##### SUPPLIED INFORMATION #####

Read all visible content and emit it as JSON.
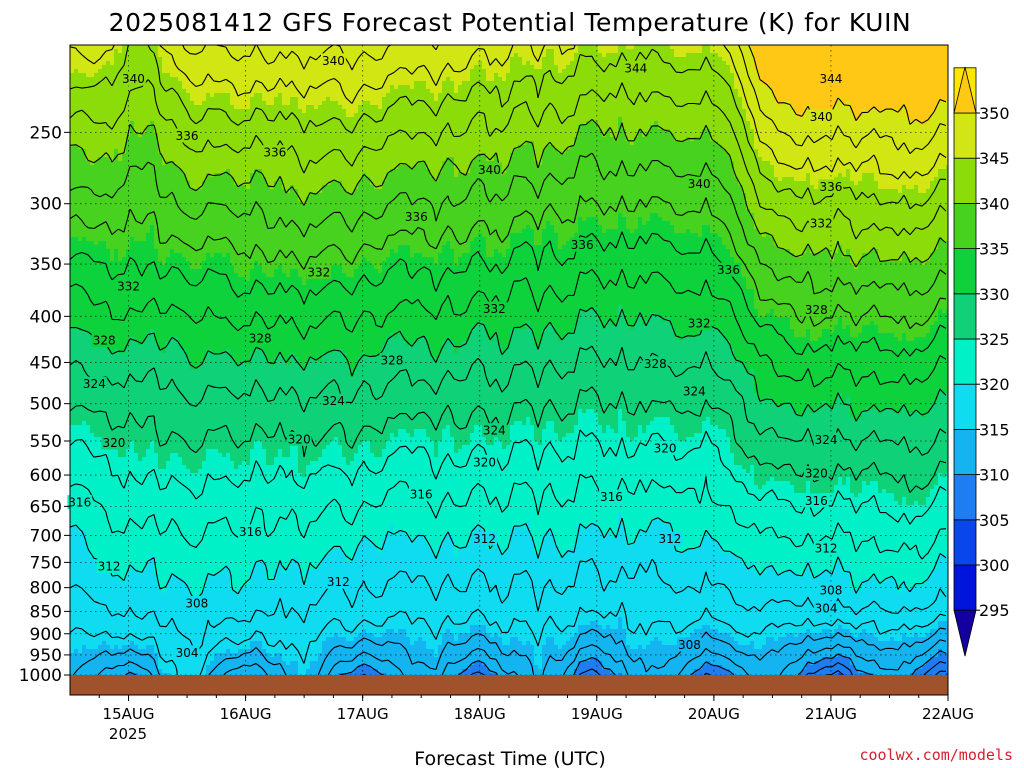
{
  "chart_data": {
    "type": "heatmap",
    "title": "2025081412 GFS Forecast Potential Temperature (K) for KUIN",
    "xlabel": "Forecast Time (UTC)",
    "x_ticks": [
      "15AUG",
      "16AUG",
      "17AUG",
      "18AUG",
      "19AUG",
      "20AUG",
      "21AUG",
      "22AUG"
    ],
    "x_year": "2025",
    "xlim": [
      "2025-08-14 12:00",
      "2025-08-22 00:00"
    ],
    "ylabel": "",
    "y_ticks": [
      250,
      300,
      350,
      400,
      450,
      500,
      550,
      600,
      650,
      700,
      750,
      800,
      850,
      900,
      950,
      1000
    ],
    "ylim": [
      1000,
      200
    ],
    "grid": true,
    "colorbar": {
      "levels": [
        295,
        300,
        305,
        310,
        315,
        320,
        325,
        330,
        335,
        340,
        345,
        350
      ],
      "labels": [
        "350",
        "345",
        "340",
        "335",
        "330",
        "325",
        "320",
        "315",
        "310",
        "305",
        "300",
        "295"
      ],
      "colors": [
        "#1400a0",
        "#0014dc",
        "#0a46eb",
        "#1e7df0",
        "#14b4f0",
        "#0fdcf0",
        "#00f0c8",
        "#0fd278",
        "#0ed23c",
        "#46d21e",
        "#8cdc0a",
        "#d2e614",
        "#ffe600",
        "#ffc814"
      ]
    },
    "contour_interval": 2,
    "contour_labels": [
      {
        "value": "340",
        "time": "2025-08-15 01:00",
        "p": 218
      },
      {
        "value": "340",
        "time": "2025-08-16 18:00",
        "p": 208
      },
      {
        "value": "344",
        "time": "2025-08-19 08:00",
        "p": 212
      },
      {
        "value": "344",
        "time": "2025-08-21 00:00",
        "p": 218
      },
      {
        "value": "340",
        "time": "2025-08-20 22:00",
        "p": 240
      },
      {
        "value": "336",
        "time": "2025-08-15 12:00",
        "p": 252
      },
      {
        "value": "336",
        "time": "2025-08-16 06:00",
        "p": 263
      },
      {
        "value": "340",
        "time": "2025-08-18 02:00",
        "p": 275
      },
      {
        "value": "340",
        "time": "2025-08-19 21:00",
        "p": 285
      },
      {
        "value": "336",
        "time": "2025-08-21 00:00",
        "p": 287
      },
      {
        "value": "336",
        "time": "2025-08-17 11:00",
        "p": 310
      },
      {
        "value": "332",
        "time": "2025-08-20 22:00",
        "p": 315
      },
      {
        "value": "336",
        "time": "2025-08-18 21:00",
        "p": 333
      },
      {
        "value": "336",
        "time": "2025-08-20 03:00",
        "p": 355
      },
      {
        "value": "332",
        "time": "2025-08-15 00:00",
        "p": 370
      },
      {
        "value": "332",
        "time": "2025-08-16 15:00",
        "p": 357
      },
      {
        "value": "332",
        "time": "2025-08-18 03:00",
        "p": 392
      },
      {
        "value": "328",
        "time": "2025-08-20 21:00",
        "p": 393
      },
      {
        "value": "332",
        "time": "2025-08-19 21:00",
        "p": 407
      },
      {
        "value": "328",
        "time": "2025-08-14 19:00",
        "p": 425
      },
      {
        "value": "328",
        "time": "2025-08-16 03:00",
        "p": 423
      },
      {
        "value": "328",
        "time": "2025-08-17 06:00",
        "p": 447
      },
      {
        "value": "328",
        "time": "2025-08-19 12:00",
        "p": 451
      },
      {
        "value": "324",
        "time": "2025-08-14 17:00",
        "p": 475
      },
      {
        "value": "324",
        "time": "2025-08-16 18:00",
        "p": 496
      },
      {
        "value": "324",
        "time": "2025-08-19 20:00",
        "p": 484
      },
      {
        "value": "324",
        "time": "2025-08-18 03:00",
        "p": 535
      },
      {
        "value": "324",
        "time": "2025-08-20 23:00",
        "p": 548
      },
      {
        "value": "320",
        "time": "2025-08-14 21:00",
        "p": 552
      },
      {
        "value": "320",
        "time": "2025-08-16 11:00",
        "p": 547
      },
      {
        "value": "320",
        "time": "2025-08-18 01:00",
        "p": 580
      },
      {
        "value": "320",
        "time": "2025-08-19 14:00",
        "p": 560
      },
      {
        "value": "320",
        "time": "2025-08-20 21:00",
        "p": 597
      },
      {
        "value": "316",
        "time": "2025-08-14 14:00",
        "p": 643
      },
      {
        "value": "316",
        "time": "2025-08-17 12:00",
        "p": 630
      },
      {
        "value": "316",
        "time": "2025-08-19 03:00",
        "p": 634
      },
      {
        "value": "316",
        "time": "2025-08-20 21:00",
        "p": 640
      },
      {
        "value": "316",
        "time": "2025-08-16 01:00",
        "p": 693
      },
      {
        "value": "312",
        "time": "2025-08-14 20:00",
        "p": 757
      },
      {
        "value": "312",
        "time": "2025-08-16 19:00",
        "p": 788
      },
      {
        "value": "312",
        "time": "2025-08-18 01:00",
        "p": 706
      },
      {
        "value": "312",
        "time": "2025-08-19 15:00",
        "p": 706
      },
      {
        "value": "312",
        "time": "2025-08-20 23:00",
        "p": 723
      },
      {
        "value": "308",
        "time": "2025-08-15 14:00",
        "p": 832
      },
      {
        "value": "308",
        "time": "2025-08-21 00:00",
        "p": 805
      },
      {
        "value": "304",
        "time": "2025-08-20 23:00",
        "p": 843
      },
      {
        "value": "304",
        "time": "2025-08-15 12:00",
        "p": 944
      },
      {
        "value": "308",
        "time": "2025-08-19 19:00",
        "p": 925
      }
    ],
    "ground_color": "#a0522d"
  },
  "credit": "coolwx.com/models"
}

#####

[EXERCISE OBJECTIVE]: The records above should be reproduced exactly, with no pictures included.

[ANSWER BELOW]:
Read all visible content and emit it as JSON.
{
  "chart_data": {
    "type": "heatmap",
    "title": "2025081412 GFS Forecast Potential Temperature (K) for KUIN",
    "xlabel": "Forecast Time (UTC)",
    "x_ticks": [
      "15AUG",
      "16AUG",
      "17AUG",
      "18AUG",
      "19AUG",
      "20AUG",
      "21AUG",
      "22AUG"
    ],
    "x_year": "2025",
    "xlim": [
      "2025-08-14 12:00",
      "2025-08-22 00:00"
    ],
    "ylabel": "",
    "y_ticks": [
      250,
      300,
      350,
      400,
      450,
      500,
      550,
      600,
      650,
      700,
      750,
      800,
      850,
      900,
      950,
      1000
    ],
    "ylim": [
      1000,
      200
    ],
    "grid": true,
    "colorbar": {
      "levels": [
        295,
        300,
        305,
        310,
        315,
        320,
        325,
        330,
        335,
        340,
        345,
        350
      ],
      "labels": [
        "350",
        "345",
        "340",
        "335",
        "330",
        "325",
        "320",
        "315",
        "310",
        "305",
        "300",
        "295"
      ],
      "colors": [
        "#1400a0",
        "#0014dc",
        "#0a46eb",
        "#1e7df0",
        "#14b4f0",
        "#0fdcf0",
        "#00f0c8",
        "#0fd278",
        "#0ed23c",
        "#46d21e",
        "#8cdc0a",
        "#d2e614",
        "#ffe600",
        "#ffc814"
      ]
    },
    "contour_interval": 2,
    "contour_labels": [
      {
        "value": "340",
        "time": "2025-08-15 01:00",
        "p": 218
      },
      {
        "value": "340",
        "time": "2025-08-16 18:00",
        "p": 208
      },
      {
        "value": "344",
        "time": "2025-08-19 08:00",
        "p": 212
      },
      {
        "value": "344",
        "time": "2025-08-21 00:00",
        "p": 218
      },
      {
        "value": "340",
        "time": "2025-08-20 22:00",
        "p": 240
      },
      {
        "value": "336",
        "time": "2025-08-15 12:00",
        "p": 252
      },
      {
        "value": "336",
        "time": "2025-08-16 06:00",
        "p": 263
      },
      {
        "value": "340",
        "time": "2025-08-18 02:00",
        "p": 275
      },
      {
        "value": "340",
        "time": "2025-08-19 21:00",
        "p": 285
      },
      {
        "value": "336",
        "time": "2025-08-21 00:00",
        "p": 287
      },
      {
        "value": "336",
        "time": "2025-08-17 11:00",
        "p": 310
      },
      {
        "value": "332",
        "time": "2025-08-20 22:00",
        "p": 315
      },
      {
        "value": "336",
        "time": "2025-08-18 21:00",
        "p": 333
      },
      {
        "value": "336",
        "time": "2025-08-20 03:00",
        "p": 355
      },
      {
        "value": "332",
        "time": "2025-08-15 00:00",
        "p": 370
      },
      {
        "value": "332",
        "time": "2025-08-16 15:00",
        "p": 357
      },
      {
        "value": "332",
        "time": "2025-08-18 03:00",
        "p": 392
      },
      {
        "value": "328",
        "time": "2025-08-20 21:00",
        "p": 393
      },
      {
        "value": "332",
        "time": "2025-08-19 21:00",
        "p": 407
      },
      {
        "value": "328",
        "time": "2025-08-14 19:00",
        "p": 425
      },
      {
        "value": "328",
        "time": "2025-08-16 03:00",
        "p": 423
      },
      {
        "value": "328",
        "time": "2025-08-17 06:00",
        "p": 447
      },
      {
        "value": "328",
        "time": "2025-08-19 12:00",
        "p": 451
      },
      {
        "value": "324",
        "time": "2025-08-14 17:00",
        "p": 475
      },
      {
        "value": "324",
        "time": "2025-08-16 18:00",
        "p": 496
      },
      {
        "value": "324",
        "time": "2025-08-19 20:00",
        "p": 484
      },
      {
        "value": "324",
        "time": "2025-08-18 03:00",
        "p": 535
      },
      {
        "value": "324",
        "time": "2025-08-20 23:00",
        "p": 548
      },
      {
        "value": "320",
        "time": "2025-08-14 21:00",
        "p": 552
      },
      {
        "value": "320",
        "time": "2025-08-16 11:00",
        "p": 547
      },
      {
        "value": "320",
        "time": "2025-08-18 01:00",
        "p": 580
      },
      {
        "value": "320",
        "time": "2025-08-19 14:00",
        "p": 560
      },
      {
        "value": "320",
        "time": "2025-08-20 21:00",
        "p": 597
      },
      {
        "value": "316",
        "time": "2025-08-14 14:00",
        "p": 643
      },
      {
        "value": "316",
        "time": "2025-08-17 12:00",
        "p": 630
      },
      {
        "value": "316",
        "time": "2025-08-19 03:00",
        "p": 634
      },
      {
        "value": "316",
        "time": "2025-08-20 21:00",
        "p": 640
      },
      {
        "value": "316",
        "time": "2025-08-16 01:00",
        "p": 693
      },
      {
        "value": "312",
        "time": "2025-08-14 20:00",
        "p": 757
      },
      {
        "value": "312",
        "time": "2025-08-16 19:00",
        "p": 788
      },
      {
        "value": "312",
        "time": "2025-08-18 01:00",
        "p": 706
      },
      {
        "value": "312",
        "time": "2025-08-19 15:00",
        "p": 706
      },
      {
        "value": "312",
        "time": "2025-08-20 23:00",
        "p": 723
      },
      {
        "value": "308",
        "time": "2025-08-15 14:00",
        "p": 832
      },
      {
        "value": "308",
        "time": "2025-08-21 00:00",
        "p": 805
      },
      {
        "value": "304",
        "time": "2025-08-20 23:00",
        "p": 843
      },
      {
        "value": "304",
        "time": "2025-08-15 12:00",
        "p": 944
      },
      {
        "value": "308",
        "time": "2025-08-19 19:00",
        "p": 925
      }
    ],
    "ground_color": "#a0522d"
  },
  "credit": "coolwx.com/models"
}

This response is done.